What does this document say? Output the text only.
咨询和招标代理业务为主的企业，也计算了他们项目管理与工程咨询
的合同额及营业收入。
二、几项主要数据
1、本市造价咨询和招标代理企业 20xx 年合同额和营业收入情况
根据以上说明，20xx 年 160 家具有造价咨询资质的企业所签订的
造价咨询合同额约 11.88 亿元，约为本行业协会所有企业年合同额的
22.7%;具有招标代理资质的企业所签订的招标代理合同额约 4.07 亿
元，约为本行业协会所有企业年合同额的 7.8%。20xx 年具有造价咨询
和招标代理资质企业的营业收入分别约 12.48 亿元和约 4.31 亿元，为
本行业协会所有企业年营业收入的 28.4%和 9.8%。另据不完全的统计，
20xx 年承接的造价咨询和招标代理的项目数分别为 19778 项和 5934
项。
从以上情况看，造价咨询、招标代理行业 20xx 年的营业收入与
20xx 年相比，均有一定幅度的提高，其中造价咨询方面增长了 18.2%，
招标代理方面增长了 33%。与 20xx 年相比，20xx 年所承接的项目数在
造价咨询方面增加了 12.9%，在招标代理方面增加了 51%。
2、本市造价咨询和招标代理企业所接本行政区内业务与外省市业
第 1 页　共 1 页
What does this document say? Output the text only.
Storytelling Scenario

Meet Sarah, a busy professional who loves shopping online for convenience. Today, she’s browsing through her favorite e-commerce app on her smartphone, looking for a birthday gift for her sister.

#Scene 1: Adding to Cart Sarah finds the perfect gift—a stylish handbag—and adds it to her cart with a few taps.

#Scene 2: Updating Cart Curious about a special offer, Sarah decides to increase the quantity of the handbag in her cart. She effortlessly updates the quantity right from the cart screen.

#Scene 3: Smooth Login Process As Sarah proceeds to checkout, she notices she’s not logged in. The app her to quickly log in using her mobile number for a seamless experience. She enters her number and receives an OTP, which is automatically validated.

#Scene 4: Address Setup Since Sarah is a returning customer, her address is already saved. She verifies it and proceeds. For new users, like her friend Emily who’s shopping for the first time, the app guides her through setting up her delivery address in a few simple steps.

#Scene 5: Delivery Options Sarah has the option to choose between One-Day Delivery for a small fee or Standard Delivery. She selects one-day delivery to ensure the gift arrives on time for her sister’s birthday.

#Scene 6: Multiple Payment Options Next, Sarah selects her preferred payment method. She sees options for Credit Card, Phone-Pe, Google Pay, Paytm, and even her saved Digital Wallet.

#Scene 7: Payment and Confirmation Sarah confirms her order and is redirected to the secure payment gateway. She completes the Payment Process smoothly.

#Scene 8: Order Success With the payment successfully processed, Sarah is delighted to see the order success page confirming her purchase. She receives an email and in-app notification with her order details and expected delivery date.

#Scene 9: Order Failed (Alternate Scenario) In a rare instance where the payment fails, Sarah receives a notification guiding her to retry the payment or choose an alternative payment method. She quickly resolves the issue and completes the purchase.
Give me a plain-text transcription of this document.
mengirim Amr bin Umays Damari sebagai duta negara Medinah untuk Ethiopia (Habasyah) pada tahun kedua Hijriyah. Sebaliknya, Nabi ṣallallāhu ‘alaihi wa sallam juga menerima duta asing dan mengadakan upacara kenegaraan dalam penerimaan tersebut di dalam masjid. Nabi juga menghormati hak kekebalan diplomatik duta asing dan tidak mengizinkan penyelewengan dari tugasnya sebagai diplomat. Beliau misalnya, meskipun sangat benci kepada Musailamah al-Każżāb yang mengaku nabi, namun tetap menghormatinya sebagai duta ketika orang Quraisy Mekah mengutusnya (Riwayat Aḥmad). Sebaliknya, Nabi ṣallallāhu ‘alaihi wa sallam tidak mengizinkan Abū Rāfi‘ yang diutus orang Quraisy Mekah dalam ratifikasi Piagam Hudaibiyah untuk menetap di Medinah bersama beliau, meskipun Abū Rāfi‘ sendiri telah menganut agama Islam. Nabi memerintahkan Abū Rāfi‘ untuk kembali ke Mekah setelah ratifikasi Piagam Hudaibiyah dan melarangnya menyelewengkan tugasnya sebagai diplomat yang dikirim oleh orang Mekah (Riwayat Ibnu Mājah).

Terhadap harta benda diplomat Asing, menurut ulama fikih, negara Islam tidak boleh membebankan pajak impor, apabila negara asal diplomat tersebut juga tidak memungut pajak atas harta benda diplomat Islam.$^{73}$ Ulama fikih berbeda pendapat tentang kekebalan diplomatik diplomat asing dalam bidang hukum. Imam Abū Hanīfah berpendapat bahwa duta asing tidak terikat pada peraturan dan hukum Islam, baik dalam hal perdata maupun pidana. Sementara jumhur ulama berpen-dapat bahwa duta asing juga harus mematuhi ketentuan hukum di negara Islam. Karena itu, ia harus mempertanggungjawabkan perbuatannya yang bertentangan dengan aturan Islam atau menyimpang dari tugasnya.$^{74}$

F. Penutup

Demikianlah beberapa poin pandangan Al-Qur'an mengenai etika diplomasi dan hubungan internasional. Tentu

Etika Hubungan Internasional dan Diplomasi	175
——————————
Extract the complete listing above, reproducing each line exactly.

What does this document say? Output the text only.
咨询和招标代理业务为主的企业，也计算了他们项目管理与工程咨询
的合同额及营业收入。
二、几项主要数据
1、本市造价咨询和招标代理企业 20xx 年合同额和营业收入情况
根据以上说明，20xx 年 160 家具有造价咨询资质的企业所签订的
造价咨询合同额约 11.88 亿元，约为本行业协会所有企业年合同额的
22.7%;具有招标代理资质的企业所签订的招标代理合同额约 4.07 亿
元，约为本行业协会所有企业年合同额的 7.8%。20xx 年具有造价咨询
和招标代理资质企业的营业收入分别约 12.48 亿元和约 4.31 亿元，为
本行业协会所有企业年营业收入的 28.4%和 9.8%。另据不完全的统计，
20xx 年承接的造价咨询和招标代理的项目数分别为 19778 项和 5934
项。
从以上情况看，造价咨询、招标代理行业 20xx 年的营业收入与
20xx 年相比，均有一定幅度的提高，其中造价咨询方面增长了 18.2%，
招标代理方面增长了 33%。与 20xx 年相比，20xx 年所承接的项目数在
造价咨询方面增加了 12.9%，在招标代理方面增加了 51%。
2、本市造价咨询和招标代理企业所接本行政区内业务与外省市业
第 1 页　共 1 页
What does this document say? Output the text only.
Storytelling Scenario

Meet Sarah, a busy professional who loves shopping online for convenience. Today, she’s browsing through her favorite e-commerce app on her smartphone, looking for a birthday gift for her sister.

#Scene 1: Adding to Cart Sarah finds the perfect gift—a stylish handbag—and adds it to her cart with a few taps.

#Scene 2: Updating Cart Curious about a special offer, Sarah decides to increase the quantity of the handbag in her cart. She effortlessly updates the quantity right from the cart screen.

#Scene 3: Smooth Login Process As Sarah proceeds to checkout, she notices she’s not logged in. The app her to quickly log in using her mobile number for a seamless experience. She enters her number and receives an OTP, which is automatically validated.

#Scene 4: Address Setup Since Sarah is a returning customer, her address is already saved. She verifies it and proceeds. For new users, like her friend Emily who’s shopping for the first time, the app guides her through setting up her delivery address in a few simple steps.

#Scene 5: Delivery Options Sarah has the option to choose between One-Day Delivery for a small fee or Standard Delivery. She selects one-day delivery to ensure the gift arrives on time for her sister’s birthday.

#Scene 6: Multiple Payment Options Next, Sarah selects her preferred payment method. She sees options for Credit Card, Phone-Pe, Google Pay, Paytm, and even her saved Digital Wallet.

#Scene 7: Payment and Confirmation Sarah confirms her order and is redirected to the secure payment gateway. She completes the Payment Process smoothly.

#Scene 8: Order Success With the payment successfully processed, Sarah is delighted to see the order success page confirming her purchase. She receives an email and in-app notification with her order details and expected delivery date.

#Scene 9: Order Failed (Alternate Scenario) In a rare instance where the payment fails, Sarah receives a notification guiding her to retry the payment or choose an alternative payment method. She quickly resolves the issue and completes the purchase.
Give me a plain-text transcription of this document.
mengirim Amr bin Umays Damari sebagai duta negara Medinah untuk Ethiopia (Habasyah) pada tahun kedua Hijriyah. Sebaliknya, Nabi ṣallallāhu ‘alaihi wa sallam juga menerima duta asing dan mengadakan upacara kenegaraan dalam penerimaan tersebut di dalam masjid. Nabi juga menghormati hak kekebalan diplomatik duta asing dan tidak mengizinkan penyelewengan dari tugasnya sebagai diplomat. Beliau misalnya, meskipun sangat benci kepada Musailamah al-Każżāb yang mengaku nabi, namun tetap menghormatinya sebagai duta ketika orang Quraisy Mekah mengutusnya (Riwayat Aḥmad). Sebaliknya, Nabi ṣallallāhu ‘alaihi wa sallam tidak mengizinkan Abū Rāfi‘ yang diutus orang Quraisy Mekah dalam ratifikasi Piagam Hudaibiyah untuk menetap di Medinah bersama beliau, meskipun Abū Rāfi‘ sendiri telah menganut agama Islam. Nabi memerintahkan Abū Rāfi‘ untuk kembali ke Mekah setelah ratifikasi Piagam Hudaibiyah dan melarangnya menyelewengkan tugasnya sebagai diplomat yang dikirim oleh orang Mekah (Riwayat Ibnu Mājah).

Terhadap harta benda diplomat Asing, menurut ulama fikih, negara Islam tidak boleh membebankan pajak impor, apabila negara asal diplomat tersebut juga tidak memungut pajak atas harta benda diplomat Islam.$^{73}$ Ulama fikih berbeda pendapat tentang kekebalan diplomatik diplomat asing dalam bidang hukum. Imam Abū Hanīfah berpendapat bahwa duta asing tidak terikat pada peraturan dan hukum Islam, baik dalam hal perdata maupun pidana. Sementara jumhur ulama berpen-dapat bahwa duta asing juga harus mematuhi ketentuan hukum di negara Islam. Karena itu, ia harus mempertanggungjawabkan perbuatannya yang bertentangan dengan aturan Islam atau menyimpang dari tugasnya.$^{74}$

F. Penutup

Demikianlah beberapa poin pandangan Al-Qur'an mengenai etika diplomasi dan hubungan internasional. Tentu

Etika Hubungan Internasional dan Diplomasi	175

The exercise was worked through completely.